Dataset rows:
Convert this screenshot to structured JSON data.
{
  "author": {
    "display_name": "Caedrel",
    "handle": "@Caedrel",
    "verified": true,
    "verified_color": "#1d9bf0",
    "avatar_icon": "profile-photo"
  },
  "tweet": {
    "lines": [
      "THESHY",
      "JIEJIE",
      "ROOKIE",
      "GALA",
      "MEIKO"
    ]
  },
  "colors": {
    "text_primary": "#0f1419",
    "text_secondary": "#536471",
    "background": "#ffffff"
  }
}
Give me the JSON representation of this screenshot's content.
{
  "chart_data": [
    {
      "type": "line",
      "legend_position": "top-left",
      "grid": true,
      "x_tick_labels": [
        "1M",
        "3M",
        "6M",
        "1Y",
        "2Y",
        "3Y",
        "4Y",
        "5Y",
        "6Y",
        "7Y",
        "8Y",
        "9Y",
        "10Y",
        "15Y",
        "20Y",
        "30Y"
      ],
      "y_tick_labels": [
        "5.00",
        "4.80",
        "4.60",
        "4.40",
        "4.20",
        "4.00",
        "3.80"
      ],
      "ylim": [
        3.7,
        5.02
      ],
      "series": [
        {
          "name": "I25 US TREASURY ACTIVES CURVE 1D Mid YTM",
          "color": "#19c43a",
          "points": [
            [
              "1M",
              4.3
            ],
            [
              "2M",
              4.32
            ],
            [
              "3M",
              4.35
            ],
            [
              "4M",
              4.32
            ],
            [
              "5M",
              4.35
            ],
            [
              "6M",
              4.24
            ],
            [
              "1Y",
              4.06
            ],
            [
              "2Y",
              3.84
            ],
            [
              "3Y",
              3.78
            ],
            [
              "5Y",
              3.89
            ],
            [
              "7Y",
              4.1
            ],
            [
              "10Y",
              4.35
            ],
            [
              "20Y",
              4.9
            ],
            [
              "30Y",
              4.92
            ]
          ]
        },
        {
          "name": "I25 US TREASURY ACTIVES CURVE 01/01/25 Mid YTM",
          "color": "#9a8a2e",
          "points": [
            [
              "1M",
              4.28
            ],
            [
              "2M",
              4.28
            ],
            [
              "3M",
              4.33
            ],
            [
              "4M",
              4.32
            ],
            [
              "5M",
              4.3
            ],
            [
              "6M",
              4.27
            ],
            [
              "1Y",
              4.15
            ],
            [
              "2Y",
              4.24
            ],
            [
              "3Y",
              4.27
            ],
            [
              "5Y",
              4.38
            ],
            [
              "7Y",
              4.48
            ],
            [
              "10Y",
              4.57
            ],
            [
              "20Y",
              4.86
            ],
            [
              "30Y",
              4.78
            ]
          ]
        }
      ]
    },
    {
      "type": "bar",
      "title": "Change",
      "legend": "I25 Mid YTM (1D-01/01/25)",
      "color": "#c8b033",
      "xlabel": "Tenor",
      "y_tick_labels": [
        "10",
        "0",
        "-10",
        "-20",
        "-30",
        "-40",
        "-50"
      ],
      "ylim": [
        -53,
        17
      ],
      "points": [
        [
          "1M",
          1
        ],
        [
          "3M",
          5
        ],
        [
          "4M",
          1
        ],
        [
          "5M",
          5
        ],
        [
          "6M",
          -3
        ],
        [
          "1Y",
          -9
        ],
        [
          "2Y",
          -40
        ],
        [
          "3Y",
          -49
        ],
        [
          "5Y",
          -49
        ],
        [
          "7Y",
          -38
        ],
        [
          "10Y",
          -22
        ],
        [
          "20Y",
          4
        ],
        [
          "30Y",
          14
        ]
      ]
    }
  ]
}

Exercise details: Repeat the material in full, exactly as it stands.

The reply:
Convert this screenshot to structured JSON data.
{
  "author": {
    "display_name": "Caedrel",
    "handle": "@Caedrel",
    "verified": true,
    "verified_color": "#1d9bf0",
    "avatar_icon": "profile-photo"
  },
  "tweet": {
    "lines": [
      "THESHY",
      "JIEJIE",
      "ROOKIE",
      "GALA",
      "MEIKO"
    ]
  },
  "colors": {
    "text_primary": "#0f1419",
    "text_secondary": "#536471",
    "background": "#ffffff"
  }
}
Give me the JSON representation of this screenshot's content.
{
  "chart_data": [
    {
      "type": "line",
      "legend_position": "top-left",
      "grid": true,
      "x_tick_labels": [
        "1M",
        "3M",
        "6M",
        "1Y",
        "2Y",
        "3Y",
        "4Y",
        "5Y",
        "6Y",
        "7Y",
        "8Y",
        "9Y",
        "10Y",
        "15Y",
        "20Y",
        "30Y"
      ],
      "y_tick_labels": [
        "5.00",
        "4.80",
        "4.60",
        "4.40",
        "4.20",
        "4.00",
        "3.80"
      ],
      "ylim": [
        3.7,
        5.02
      ],
      "series": [
        {
          "name": "I25 US TREASURY ACTIVES CURVE 1D Mid YTM",
          "color": "#19c43a",
          "points": [
            [
              "1M",
              4.3
            ],
            [
              "2M",
              4.32
            ],
            [
              "3M",
              4.35
            ],
            [
              "4M",
              4.32
            ],
            [
              "5M",
              4.35
            ],
            [
              "6M",
              4.24
            ],
            [
              "1Y",
              4.06
            ],
            [
              "2Y",
              3.84
            ],
            [
              "3Y",
              3.78
            ],
            [
              "5Y",
              3.89
            ],
            [
              "7Y",
              4.1
            ],
            [
              "10Y",
              4.35
            ],
            [
              "20Y",
              4.9
            ],
            [
              "30Y",
              4.92
            ]
          ]
        },
        {
          "name": "I25 US TREASURY ACTIVES CURVE 01/01/25 Mid YTM",
          "color": "#9a8a2e",
          "points": [
            [
              "1M",
              4.28
            ],
            [
              "2M",
              4.28
            ],
            [
              "3M",
              4.33
            ],
            [
              "4M",
              4.32
            ],
            [
              "5M",
              4.3
            ],
            [
              "6M",
              4.27
            ],
            [
              "1Y",
              4.15
            ],
            [
              "2Y",
              4.24
            ],
            [
              "3Y",
              4.27
            ],
            [
              "5Y",
              4.38
            ],
            [
              "7Y",
              4.48
            ],
            [
              "10Y",
              4.57
            ],
            [
              "20Y",
              4.86
            ],
            [
              "30Y",
              4.78
            ]
          ]
        }
      ]
    },
    {
      "type": "bar",
      "title": "Change",
      "legend": "I25 Mid YTM (1D-01/01/25)",
      "color": "#c8b033",
      "xlabel": "Tenor",
      "y_tick_labels": [
        "10",
        "0",
        "-10",
        "-20",
        "-30",
        "-40",
        "-50"
      ],
      "ylim": [
        -53,
        17
      ],
      "points": [
        [
          "1M",
          1
        ],
        [
          "3M",
          5
        ],
        [
          "4M",
          1
        ],
        [
          "5M",
          5
        ],
        [
          "6M",
          -3
        ],
        [
          "1Y",
          -9
        ],
        [
          "2Y",
          -40
        ],
        [
          "3Y",
          -49
        ],
        [
          "5Y",
          -49
        ],
        [
          "7Y",
          -38
        ],
        [
          "10Y",
          -22
        ],
        [
          "20Y",
          4
        ],
        [
          "30Y",
          14
        ]
      ]
    }
  ]
}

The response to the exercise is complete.